### Problem statement
The records below must be copied in full; omit the images.

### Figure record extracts
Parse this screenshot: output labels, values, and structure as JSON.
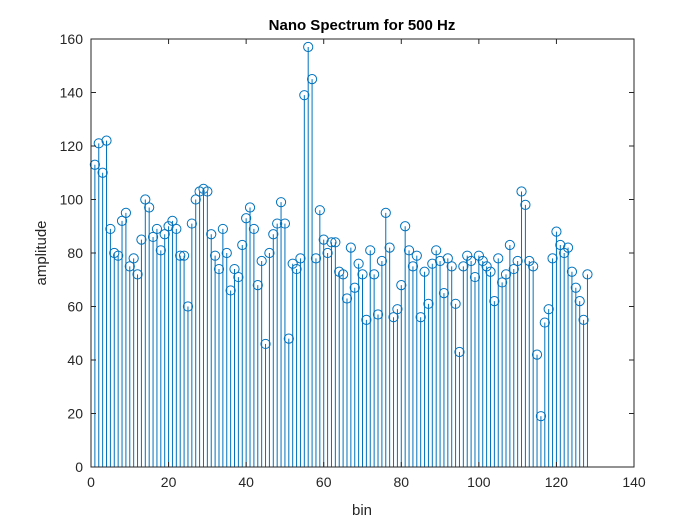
{
  "chart_data": {
    "type": "stem",
    "title": "Nano Spectrum for 500 Hz",
    "xlabel": "bin",
    "ylabel": "amplitude",
    "xlim": [
      0,
      140
    ],
    "ylim": [
      0,
      160
    ],
    "xticks": [
      0,
      20,
      40,
      60,
      80,
      100,
      120,
      140
    ],
    "yticks": [
      0,
      20,
      40,
      60,
      80,
      100,
      120,
      140,
      160
    ],
    "grid": false,
    "color": "#0072BD",
    "x": [
      1,
      2,
      3,
      4,
      5,
      6,
      7,
      8,
      9,
      10,
      11,
      12,
      13,
      14,
      15,
      16,
      17,
      18,
      19,
      20,
      21,
      22,
      23,
      24,
      25,
      26,
      27,
      28,
      29,
      30,
      31,
      32,
      33,
      34,
      35,
      36,
      37,
      38,
      39,
      40,
      41,
      42,
      43,
      44,
      45,
      46,
      47,
      48,
      49,
      50,
      51,
      52,
      53,
      54,
      55,
      56,
      57,
      58,
      59,
      60,
      61,
      62,
      63,
      64,
      65,
      66,
      67,
      68,
      69,
      70,
      71,
      72,
      73,
      74,
      75,
      76,
      77,
      78,
      79,
      80,
      81,
      82,
      83,
      84,
      85,
      86,
      87,
      88,
      89,
      90,
      91,
      92,
      93,
      94,
      95,
      96,
      97,
      98,
      99,
      100,
      101,
      102,
      103,
      104,
      105,
      106,
      107,
      108,
      109,
      110,
      111,
      112,
      113,
      114,
      115,
      116,
      117,
      118,
      119,
      120,
      121,
      122,
      123,
      124,
      125,
      126,
      127,
      128
    ],
    "y": [
      113,
      121,
      110,
      122,
      89,
      80,
      79,
      92,
      95,
      75,
      78,
      72,
      85,
      100,
      97,
      86,
      89,
      81,
      87,
      90,
      92,
      89,
      79,
      79,
      60,
      91,
      100,
      103,
      104,
      103,
      87,
      79,
      74,
      89,
      80,
      66,
      74,
      71,
      83,
      93,
      97,
      89,
      68,
      77,
      46,
      80,
      87,
      91,
      99,
      91,
      48,
      76,
      74,
      78,
      139,
      157,
      145,
      78,
      96,
      85,
      80,
      84,
      84,
      73,
      72,
      63,
      82,
      67,
      76,
      72,
      55,
      81,
      72,
      57,
      77,
      95,
      82,
      56,
      59,
      68,
      90,
      81,
      75,
      79,
      56,
      73,
      61,
      76,
      81,
      77,
      65,
      78,
      75,
      61,
      43,
      75,
      79,
      77,
      71,
      79,
      77,
      75,
      73,
      62,
      78,
      69,
      72,
      83,
      74,
      77,
      103,
      98,
      77,
      75,
      42,
      19,
      54,
      59,
      78,
      88,
      83,
      80,
      82,
      73,
      67,
      62,
      55,
      72
    ]
  }
}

### Expected output
Parse this screenshot: output labels, values, and structure as JSON.
{
  "chart_data": {
    "type": "stem",
    "title": "Nano Spectrum for 500 Hz",
    "xlabel": "bin",
    "ylabel": "amplitude",
    "xlim": [
      0,
      140
    ],
    "ylim": [
      0,
      160
    ],
    "xticks": [
      0,
      20,
      40,
      60,
      80,
      100,
      120,
      140
    ],
    "yticks": [
      0,
      20,
      40,
      60,
      80,
      100,
      120,
      140,
      160
    ],
    "grid": false,
    "color": "#0072BD",
    "x": [
      1,
      2,
      3,
      4,
      5,
      6,
      7,
      8,
      9,
      10,
      11,
      12,
      13,
      14,
      15,
      16,
      17,
      18,
      19,
      20,
      21,
      22,
      23,
      24,
      25,
      26,
      27,
      28,
      29,
      30,
      31,
      32,
      33,
      34,
      35,
      36,
      37,
      38,
      39,
      40,
      41,
      42,
      43,
      44,
      45,
      46,
      47,
      48,
      49,
      50,
      51,
      52,
      53,
      54,
      55,
      56,
      57,
      58,
      59,
      60,
      61,
      62,
      63,
      64,
      65,
      66,
      67,
      68,
      69,
      70,
      71,
      72,
      73,
      74,
      75,
      76,
      77,
      78,
      79,
      80,
      81,
      82,
      83,
      84,
      85,
      86,
      87,
      88,
      89,
      90,
      91,
      92,
      93,
      94,
      95,
      96,
      97,
      98,
      99,
      100,
      101,
      102,
      103,
      104,
      105,
      106,
      107,
      108,
      109,
      110,
      111,
      112,
      113,
      114,
      115,
      116,
      117,
      118,
      119,
      120,
      121,
      122,
      123,
      124,
      125,
      126,
      127,
      128
    ],
    "y": [
      113,
      121,
      110,
      122,
      89,
      80,
      79,
      92,
      95,
      75,
      78,
      72,
      85,
      100,
      97,
      86,
      89,
      81,
      87,
      90,
      92,
      89,
      79,
      79,
      60,
      91,
      100,
      103,
      104,
      103,
      87,
      79,
      74,
      89,
      80,
      66,
      74,
      71,
      83,
      93,
      97,
      89,
      68,
      77,
      46,
      80,
      87,
      91,
      99,
      91,
      48,
      76,
      74,
      78,
      139,
      157,
      145,
      78,
      96,
      85,
      80,
      84,
      84,
      73,
      72,
      63,
      82,
      67,
      76,
      72,
      55,
      81,
      72,
      57,
      77,
      95,
      82,
      56,
      59,
      68,
      90,
      81,
      75,
      79,
      56,
      73,
      61,
      76,
      81,
      77,
      65,
      78,
      75,
      61,
      43,
      75,
      79,
      77,
      71,
      79,
      77,
      75,
      73,
      62,
      78,
      69,
      72,
      83,
      74,
      77,
      103,
      98,
      77,
      75,
      42,
      19,
      54,
      59,
      78,
      88,
      83,
      80,
      82,
      73,
      67,
      62,
      55,
      72
    ]
  }
}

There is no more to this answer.